| WHAT THE TASK REQUIRES |
Reproduce each of the lines word for word.

Data extracted from a collection:
** start **
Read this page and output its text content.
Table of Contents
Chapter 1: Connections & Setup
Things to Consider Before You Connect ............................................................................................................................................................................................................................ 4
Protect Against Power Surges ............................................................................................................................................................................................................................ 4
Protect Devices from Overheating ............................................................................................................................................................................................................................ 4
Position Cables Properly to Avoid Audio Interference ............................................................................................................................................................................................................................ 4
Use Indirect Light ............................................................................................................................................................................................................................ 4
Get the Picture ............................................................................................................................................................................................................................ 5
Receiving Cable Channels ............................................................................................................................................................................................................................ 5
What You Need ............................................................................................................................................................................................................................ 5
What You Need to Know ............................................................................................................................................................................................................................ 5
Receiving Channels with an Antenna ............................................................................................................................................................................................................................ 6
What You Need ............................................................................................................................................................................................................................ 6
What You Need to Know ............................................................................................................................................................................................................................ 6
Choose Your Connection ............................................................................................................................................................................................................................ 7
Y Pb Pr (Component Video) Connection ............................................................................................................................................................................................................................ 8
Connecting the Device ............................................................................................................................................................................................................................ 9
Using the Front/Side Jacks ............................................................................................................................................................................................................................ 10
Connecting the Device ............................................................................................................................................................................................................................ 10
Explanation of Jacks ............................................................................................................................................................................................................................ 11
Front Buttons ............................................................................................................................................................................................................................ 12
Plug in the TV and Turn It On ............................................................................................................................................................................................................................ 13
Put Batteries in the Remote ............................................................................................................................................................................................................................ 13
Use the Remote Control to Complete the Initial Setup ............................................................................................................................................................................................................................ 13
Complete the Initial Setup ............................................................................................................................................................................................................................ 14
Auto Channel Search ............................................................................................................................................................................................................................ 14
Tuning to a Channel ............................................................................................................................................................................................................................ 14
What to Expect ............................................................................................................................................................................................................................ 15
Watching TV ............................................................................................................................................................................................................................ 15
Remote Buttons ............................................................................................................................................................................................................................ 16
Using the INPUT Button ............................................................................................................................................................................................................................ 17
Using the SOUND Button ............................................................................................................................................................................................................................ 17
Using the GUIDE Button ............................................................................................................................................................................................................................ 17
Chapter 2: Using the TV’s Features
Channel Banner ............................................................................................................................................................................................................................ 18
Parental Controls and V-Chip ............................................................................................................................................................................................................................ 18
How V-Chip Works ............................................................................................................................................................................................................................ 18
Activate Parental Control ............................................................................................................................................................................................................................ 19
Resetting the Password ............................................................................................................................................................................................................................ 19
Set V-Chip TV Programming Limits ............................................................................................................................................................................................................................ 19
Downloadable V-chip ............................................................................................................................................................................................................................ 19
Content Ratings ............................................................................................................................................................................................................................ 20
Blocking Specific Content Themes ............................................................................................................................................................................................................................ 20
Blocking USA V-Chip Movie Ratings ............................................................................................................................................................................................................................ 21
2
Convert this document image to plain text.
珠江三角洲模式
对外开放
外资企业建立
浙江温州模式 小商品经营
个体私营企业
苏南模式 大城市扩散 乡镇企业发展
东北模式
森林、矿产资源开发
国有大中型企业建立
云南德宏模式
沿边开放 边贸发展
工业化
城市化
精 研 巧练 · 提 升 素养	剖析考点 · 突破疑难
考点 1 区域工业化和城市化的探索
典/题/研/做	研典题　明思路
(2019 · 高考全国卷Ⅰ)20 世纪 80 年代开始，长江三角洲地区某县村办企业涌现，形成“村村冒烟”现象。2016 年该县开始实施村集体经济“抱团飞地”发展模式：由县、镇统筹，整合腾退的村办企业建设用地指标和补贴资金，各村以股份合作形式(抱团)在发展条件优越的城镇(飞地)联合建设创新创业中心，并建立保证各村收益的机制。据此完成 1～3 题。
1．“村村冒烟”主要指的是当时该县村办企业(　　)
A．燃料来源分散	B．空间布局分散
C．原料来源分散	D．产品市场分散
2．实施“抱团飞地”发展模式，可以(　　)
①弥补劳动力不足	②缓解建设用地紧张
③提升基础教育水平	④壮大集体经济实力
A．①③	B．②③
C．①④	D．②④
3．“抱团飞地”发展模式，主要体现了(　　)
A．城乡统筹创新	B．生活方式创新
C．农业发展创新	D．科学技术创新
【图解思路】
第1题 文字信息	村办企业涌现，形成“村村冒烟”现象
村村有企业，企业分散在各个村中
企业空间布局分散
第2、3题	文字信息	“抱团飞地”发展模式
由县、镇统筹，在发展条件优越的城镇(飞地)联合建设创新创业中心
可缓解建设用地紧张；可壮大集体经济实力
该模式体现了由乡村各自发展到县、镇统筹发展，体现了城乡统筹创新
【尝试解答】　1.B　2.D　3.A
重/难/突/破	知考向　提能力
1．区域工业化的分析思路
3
** end **
| COMPLETE ANSWER |
Read this page and output its text content.
Table of Contents
Chapter 1: Connections & Setup
Things to Consider Before You Connect ............................................................................................................................................................................................................................ 4
Protect Against Power Surges ............................................................................................................................................................................................................................ 4
Protect Devices from Overheating ............................................................................................................................................................................................................................ 4
Position Cables Properly to Avoid Audio Interference ............................................................................................................................................................................................................................ 4
Use Indirect Light ............................................................................................................................................................................................................................ 4
Get the Picture ............................................................................................................................................................................................................................ 5
Receiving Cable Channels ............................................................................................................................................................................................................................ 5
What You Need ............................................................................................................................................................................................................................ 5
What You Need to Know ............................................................................................................................................................................................................................ 5
Receiving Channels with an Antenna ............................................................................................................................................................................................................................ 6
What You Need ............................................................................................................................................................................................................................ 6
What You Need to Know ............................................................................................................................................................................................................................ 6
Choose Your Connection ............................................................................................................................................................................................................................ 7
Y Pb Pr (Component Video) Connection ............................................................................................................................................................................................................................ 8
Connecting the Device ............................................................................................................................................................................................................................ 9
Using the Front/Side Jacks ............................................................................................................................................................................................................................ 10
Connecting the Device ............................................................................................................................................................................................................................ 10
Explanation of Jacks ............................................................................................................................................................................................................................ 11
Front Buttons ............................................................................................................................................................................................................................ 12
Plug in the TV and Turn It On ............................................................................................................................................................................................................................ 13
Put Batteries in the Remote ............................................................................................................................................................................................................................ 13
Use the Remote Control to Complete the Initial Setup ............................................................................................................................................................................................................................ 13
Complete the Initial Setup ............................................................................................................................................................................................................................ 14
Auto Channel Search ............................................................................................................................................................................................................................ 14
Tuning to a Channel ............................................................................................................................................................................................................................ 14
What to Expect ............................................................................................................................................................................................................................ 15
Watching TV ............................................................................................................................................................................................................................ 15
Remote Buttons ............................................................................................................................................................................................................................ 16
Using the INPUT Button ............................................................................................................................................................................................................................ 17
Using the SOUND Button ............................................................................................................................................................................................................................ 17
Using the GUIDE Button ............................................................................................................................................................................................................................ 17
Chapter 2: Using the TV’s Features
Channel Banner ............................................................................................................................................................................................................................ 18
Parental Controls and V-Chip ............................................................................................................................................................................................................................ 18
How V-Chip Works ............................................................................................................................................................................................................................ 18
Activate Parental Control ............................................................................................................................................................................................................................ 19
Resetting the Password ............................................................................................................................................................................................................................ 19
Set V-Chip TV Programming Limits ............................................................................................................................................................................................................................ 19
Downloadable V-chip ............................................................................................................................................................................................................................ 19
Content Ratings ............................................................................................................................................................................................................................ 20
Blocking Specific Content Themes ............................................................................................................................................................................................................................ 20
Blocking USA V-Chip Movie Ratings ............................................................................................................................................................................................................................ 21
2
Convert this document image to plain text.
珠江三角洲模式
对外开放
外资企业建立
浙江温州模式 小商品经营
个体私营企业
苏南模式 大城市扩散 乡镇企业发展
东北模式
森林、矿产资源开发
国有大中型企业建立
云南德宏模式
沿边开放 边贸发展
工业化
城市化
精 研 巧练 · 提 升 素养	剖析考点 · 突破疑难
考点 1 区域工业化和城市化的探索
典/题/研/做	研典题　明思路
(2019 · 高考全国卷Ⅰ)20 世纪 80 年代开始，长江三角洲地区某县村办企业涌现，形成“村村冒烟”现象。2016 年该县开始实施村集体经济“抱团飞地”发展模式：由县、镇统筹，整合腾退的村办企业建设用地指标和补贴资金，各村以股份合作形式(抱团)在发展条件优越的城镇(飞地)联合建设创新创业中心，并建立保证各村收益的机制。据此完成 1～3 题。
1．“村村冒烟”主要指的是当时该县村办企业(　　)
A．燃料来源分散	B．空间布局分散
C．原料来源分散	D．产品市场分散
2．实施“抱团飞地”发展模式，可以(　　)
①弥补劳动力不足	②缓解建设用地紧张
③提升基础教育水平	④壮大集体经济实力
A．①③	B．②③
C．①④	D．②④
3．“抱团飞地”发展模式，主要体现了(　　)
A．城乡统筹创新	B．生活方式创新
C．农业发展创新	D．科学技术创新
【图解思路】
第1题 文字信息	村办企业涌现，形成“村村冒烟”现象
村村有企业，企业分散在各个村中
企业空间布局分散
第2、3题	文字信息	“抱团飞地”发展模式
由县、镇统筹，在发展条件优越的城镇(飞地)联合建设创新创业中心
可缓解建设用地紧张；可壮大集体经济实力
该模式体现了由乡村各自发展到县、镇统筹发展，体现了城乡统筹创新
【尝试解答】　1.B　2.D　3.A
重/难/突/破	知考向　提能力
1．区域工业化的分析思路
3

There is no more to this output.